[WORK INSTRUCTIONS]: Retype each record shown below, leaving every character as it is.

Some records:
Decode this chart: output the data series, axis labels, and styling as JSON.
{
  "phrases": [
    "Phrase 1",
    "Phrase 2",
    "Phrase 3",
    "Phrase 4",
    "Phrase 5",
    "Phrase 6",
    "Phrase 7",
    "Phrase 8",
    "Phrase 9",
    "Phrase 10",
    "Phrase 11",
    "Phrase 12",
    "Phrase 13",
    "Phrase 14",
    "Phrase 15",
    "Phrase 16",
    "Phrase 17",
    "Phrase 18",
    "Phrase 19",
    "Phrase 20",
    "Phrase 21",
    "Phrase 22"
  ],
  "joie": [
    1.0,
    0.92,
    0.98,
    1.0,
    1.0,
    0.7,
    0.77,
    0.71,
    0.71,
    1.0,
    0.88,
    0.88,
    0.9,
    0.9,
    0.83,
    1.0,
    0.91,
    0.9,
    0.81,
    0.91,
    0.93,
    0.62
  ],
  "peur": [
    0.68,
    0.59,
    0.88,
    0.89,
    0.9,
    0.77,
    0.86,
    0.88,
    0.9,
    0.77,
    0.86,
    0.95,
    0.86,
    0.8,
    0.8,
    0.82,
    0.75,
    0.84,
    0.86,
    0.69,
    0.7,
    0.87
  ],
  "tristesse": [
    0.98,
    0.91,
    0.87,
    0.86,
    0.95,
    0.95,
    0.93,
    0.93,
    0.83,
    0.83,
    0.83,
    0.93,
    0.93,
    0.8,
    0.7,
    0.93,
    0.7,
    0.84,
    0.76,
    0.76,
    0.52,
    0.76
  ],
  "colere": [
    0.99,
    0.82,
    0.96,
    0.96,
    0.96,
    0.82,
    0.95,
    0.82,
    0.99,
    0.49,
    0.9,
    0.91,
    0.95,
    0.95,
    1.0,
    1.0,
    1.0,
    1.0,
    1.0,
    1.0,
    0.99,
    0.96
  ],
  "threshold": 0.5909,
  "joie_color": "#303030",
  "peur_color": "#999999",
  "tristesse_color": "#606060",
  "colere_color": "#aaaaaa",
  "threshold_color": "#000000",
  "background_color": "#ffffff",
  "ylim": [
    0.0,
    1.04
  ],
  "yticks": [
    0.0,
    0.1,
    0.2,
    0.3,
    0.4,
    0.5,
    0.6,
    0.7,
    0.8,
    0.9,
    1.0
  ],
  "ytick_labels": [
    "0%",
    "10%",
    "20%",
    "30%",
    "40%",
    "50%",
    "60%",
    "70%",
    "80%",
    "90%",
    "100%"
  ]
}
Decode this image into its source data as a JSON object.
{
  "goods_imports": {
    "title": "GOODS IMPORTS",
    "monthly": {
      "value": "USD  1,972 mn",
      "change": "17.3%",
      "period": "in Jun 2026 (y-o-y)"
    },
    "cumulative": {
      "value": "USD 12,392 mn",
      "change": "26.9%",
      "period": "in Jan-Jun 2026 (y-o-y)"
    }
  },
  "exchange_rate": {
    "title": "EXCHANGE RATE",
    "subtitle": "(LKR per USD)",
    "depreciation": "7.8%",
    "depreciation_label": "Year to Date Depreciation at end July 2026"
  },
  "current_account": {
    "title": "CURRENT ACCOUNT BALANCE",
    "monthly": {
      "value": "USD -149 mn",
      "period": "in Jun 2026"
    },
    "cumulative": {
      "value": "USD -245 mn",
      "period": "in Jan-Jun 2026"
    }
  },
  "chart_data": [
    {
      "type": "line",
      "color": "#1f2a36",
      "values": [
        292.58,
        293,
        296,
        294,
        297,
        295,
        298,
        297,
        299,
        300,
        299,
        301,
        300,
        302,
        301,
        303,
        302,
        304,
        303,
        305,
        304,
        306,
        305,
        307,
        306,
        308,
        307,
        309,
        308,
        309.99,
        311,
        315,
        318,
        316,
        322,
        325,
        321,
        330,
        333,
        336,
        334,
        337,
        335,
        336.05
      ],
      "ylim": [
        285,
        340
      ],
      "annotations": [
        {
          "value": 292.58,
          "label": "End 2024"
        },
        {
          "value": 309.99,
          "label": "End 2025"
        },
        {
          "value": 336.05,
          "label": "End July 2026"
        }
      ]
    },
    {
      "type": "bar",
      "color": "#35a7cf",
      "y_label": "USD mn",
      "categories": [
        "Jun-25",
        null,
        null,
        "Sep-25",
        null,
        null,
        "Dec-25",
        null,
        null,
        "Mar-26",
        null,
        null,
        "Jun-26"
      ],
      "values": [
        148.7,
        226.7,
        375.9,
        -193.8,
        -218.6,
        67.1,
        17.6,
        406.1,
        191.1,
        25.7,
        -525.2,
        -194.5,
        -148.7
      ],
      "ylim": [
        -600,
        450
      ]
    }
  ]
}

[SOLUTION TO THE EXERCISE]:
Decode this chart: output the data series, axis labels, and styling as JSON.
{
  "phrases": [
    "Phrase 1",
    "Phrase 2",
    "Phrase 3",
    "Phrase 4",
    "Phrase 5",
    "Phrase 6",
    "Phrase 7",
    "Phrase 8",
    "Phrase 9",
    "Phrase 10",
    "Phrase 11",
    "Phrase 12",
    "Phrase 13",
    "Phrase 14",
    "Phrase 15",
    "Phrase 16",
    "Phrase 17",
    "Phrase 18",
    "Phrase 19",
    "Phrase 20",
    "Phrase 21",
    "Phrase 22"
  ],
  "joie": [
    1.0,
    0.92,
    0.98,
    1.0,
    1.0,
    0.7,
    0.77,
    0.71,
    0.71,
    1.0,
    0.88,
    0.88,
    0.9,
    0.9,
    0.83,
    1.0,
    0.91,
    0.9,
    0.81,
    0.91,
    0.93,
    0.62
  ],
  "peur": [
    0.68,
    0.59,
    0.88,
    0.89,
    0.9,
    0.77,
    0.86,
    0.88,
    0.9,
    0.77,
    0.86,
    0.95,
    0.86,
    0.8,
    0.8,
    0.82,
    0.75,
    0.84,
    0.86,
    0.69,
    0.7,
    0.87
  ],
  "tristesse": [
    0.98,
    0.91,
    0.87,
    0.86,
    0.95,
    0.95,
    0.93,
    0.93,
    0.83,
    0.83,
    0.83,
    0.93,
    0.93,
    0.8,
    0.7,
    0.93,
    0.7,
    0.84,
    0.76,
    0.76,
    0.52,
    0.76
  ],
  "colere": [
    0.99,
    0.82,
    0.96,
    0.96,
    0.96,
    0.82,
    0.95,
    0.82,
    0.99,
    0.49,
    0.9,
    0.91,
    0.95,
    0.95,
    1.0,
    1.0,
    1.0,
    1.0,
    1.0,
    1.0,
    0.99,
    0.96
  ],
  "threshold": 0.5909,
  "joie_color": "#303030",
  "peur_color": "#999999",
  "tristesse_color": "#606060",
  "colere_color": "#aaaaaa",
  "threshold_color": "#000000",
  "background_color": "#ffffff",
  "ylim": [
    0.0,
    1.04
  ],
  "yticks": [
    0.0,
    0.1,
    0.2,
    0.3,
    0.4,
    0.5,
    0.6,
    0.7,
    0.8,
    0.9,
    1.0
  ],
  "ytick_labels": [
    "0%",
    "10%",
    "20%",
    "30%",
    "40%",
    "50%",
    "60%",
    "70%",
    "80%",
    "90%",
    "100%"
  ]
}
Decode this image into its source data as a JSON object.
{
  "goods_imports": {
    "title": "GOODS IMPORTS",
    "monthly": {
      "value": "USD  1,972 mn",
      "change": "17.3%",
      "period": "in Jun 2026 (y-o-y)"
    },
    "cumulative": {
      "value": "USD 12,392 mn",
      "change": "26.9%",
      "period": "in Jan-Jun 2026 (y-o-y)"
    }
  },
  "exchange_rate": {
    "title": "EXCHANGE RATE",
    "subtitle": "(LKR per USD)",
    "depreciation": "7.8%",
    "depreciation_label": "Year to Date Depreciation at end July 2026"
  },
  "current_account": {
    "title": "CURRENT ACCOUNT BALANCE",
    "monthly": {
      "value": "USD -149 mn",
      "period": "in Jun 2026"
    },
    "cumulative": {
      "value": "USD -245 mn",
      "period": "in Jan-Jun 2026"
    }
  },
  "chart_data": [
    {
      "type": "line",
      "color": "#1f2a36",
      "values": [
        292.58,
        293,
        296,
        294,
        297,
        295,
        298,
        297,
        299,
        300,
        299,
        301,
        300,
        302,
        301,
        303,
        302,
        304,
        303,
        305,
        304,
        306,
        305,
        307,
        306,
        308,
        307,
        309,
        308,
        309.99,
        311,
        315,
        318,
        316,
        322,
        325,
        321,
        330,
        333,
        336,
        334,
        337,
        335,
        336.05
      ],
      "ylim": [
        285,
        340
      ],
      "annotations": [
        {
          "value": 292.58,
          "label": "End 2024"
        },
        {
          "value": 309.99,
          "label": "End 2025"
        },
        {
          "value": 336.05,
          "label": "End July 2026"
        }
      ]
    },
    {
      "type": "bar",
      "color": "#35a7cf",
      "y_label": "USD mn",
      "categories": [
        "Jun-25",
        null,
        null,
        "Sep-25",
        null,
        null,
        "Dec-25",
        null,
        null,
        "Mar-26",
        null,
        null,
        "Jun-26"
      ],
      "values": [
        148.7,
        226.7,
        375.9,
        -193.8,
        -218.6,
        67.1,
        17.6,
        406.1,
        191.1,
        25.7,
        -525.2,
        -194.5,
        -148.7
      ],
      "ylim": [
        -600,
        450
      ]
    }
  ]
}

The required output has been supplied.